Search the listing for "Ocean" and copy every line where it appears.

--- Start of EXERCISE INPUT ---

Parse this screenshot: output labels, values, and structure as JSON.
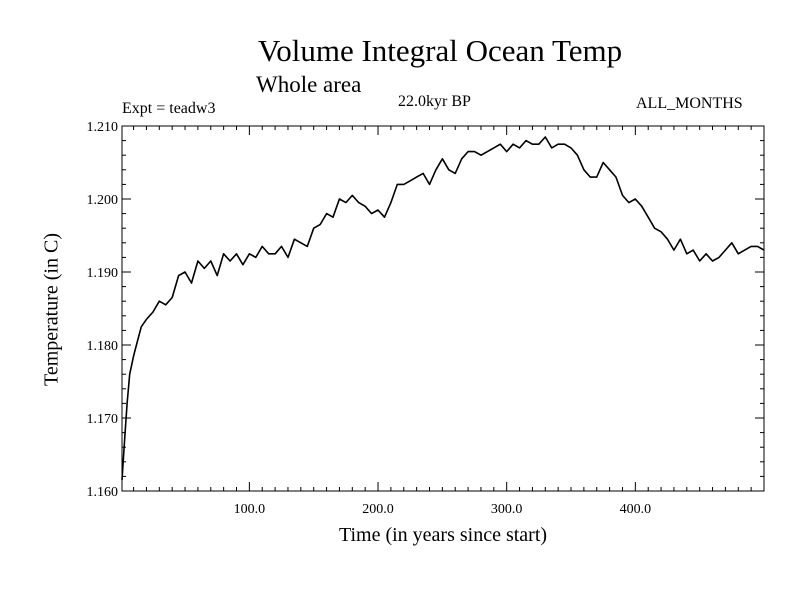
{
  "chart_data": {
    "type": "line",
    "title": "Volume Integral Ocean Temp",
    "subtitle": "Whole area",
    "annotations": {
      "left": "Expt = teadw3",
      "center": "22.0kyr BP",
      "right": "ALL_MONTHS"
    },
    "xlabel": "Time (in years since start)",
    "ylabel": "Temperature (in C)",
    "xlim": [
      1,
      500
    ],
    "ylim": [
      1.16,
      1.21
    ],
    "xticks": [
      100,
      200,
      300,
      400
    ],
    "xtick_labels": [
      "100.0",
      "200.0",
      "300.0",
      "400.0"
    ],
    "yticks": [
      1.16,
      1.17,
      1.18,
      1.19,
      1.2,
      1.21
    ],
    "ytick_labels": [
      "1.160",
      "1.170",
      "1.180",
      "1.190",
      "1.200",
      "1.210"
    ],
    "grid": false,
    "series": [
      {
        "name": "Volume Integral Ocean Temp",
        "color": "#000000",
        "x": [
          1,
          3,
          5,
          7,
          10,
          13,
          16,
          20,
          25,
          30,
          35,
          40,
          45,
          50,
          55,
          60,
          65,
          70,
          75,
          80,
          85,
          90,
          95,
          100,
          105,
          110,
          115,
          120,
          125,
          130,
          135,
          140,
          145,
          150,
          155,
          160,
          165,
          170,
          175,
          180,
          185,
          190,
          195,
          200,
          205,
          210,
          215,
          220,
          225,
          230,
          235,
          240,
          245,
          250,
          255,
          260,
          265,
          270,
          275,
          280,
          285,
          290,
          295,
          300,
          305,
          310,
          315,
          320,
          325,
          330,
          335,
          340,
          345,
          350,
          355,
          360,
          365,
          370,
          375,
          380,
          385,
          390,
          395,
          400,
          405,
          410,
          415,
          420,
          425,
          430,
          435,
          440,
          445,
          450,
          455,
          460,
          465,
          470,
          475,
          480,
          485,
          490,
          495,
          500
        ],
        "values": [
          1.1615,
          1.167,
          1.172,
          1.176,
          1.1785,
          1.1805,
          1.1825,
          1.1835,
          1.1845,
          1.186,
          1.1855,
          1.1865,
          1.1895,
          1.19,
          1.1885,
          1.1915,
          1.1905,
          1.1915,
          1.1895,
          1.1925,
          1.1915,
          1.1925,
          1.191,
          1.1925,
          1.192,
          1.1935,
          1.1925,
          1.1925,
          1.1935,
          1.192,
          1.1945,
          1.194,
          1.1935,
          1.196,
          1.1965,
          1.198,
          1.1975,
          1.2,
          1.1995,
          1.2005,
          1.1995,
          1.199,
          1.198,
          1.1985,
          1.1975,
          1.1995,
          1.202,
          1.202,
          1.2025,
          1.203,
          1.2035,
          1.202,
          1.204,
          1.2055,
          1.204,
          1.2035,
          1.2055,
          1.2065,
          1.2065,
          1.206,
          1.2065,
          1.207,
          1.2075,
          1.2065,
          1.2075,
          1.207,
          1.208,
          1.2075,
          1.2075,
          1.2085,
          1.207,
          1.2075,
          1.2075,
          1.207,
          1.206,
          1.204,
          1.203,
          1.203,
          1.205,
          1.204,
          1.203,
          1.2005,
          1.1995,
          1.2,
          1.199,
          1.1975,
          1.196,
          1.1955,
          1.1945,
          1.193,
          1.1945,
          1.1925,
          1.193,
          1.1915,
          1.1925,
          1.1915,
          1.192,
          1.193,
          1.194,
          1.1925,
          1.193,
          1.1935,
          1.1935,
          1.193
        ]
      }
    ]
  }
}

--- End of EXERCISE INPUT ---

## IN RESPONSE
    "title": "Volume Integral Ocean Temp",
        "name": "Volume Integral Ocean Temp",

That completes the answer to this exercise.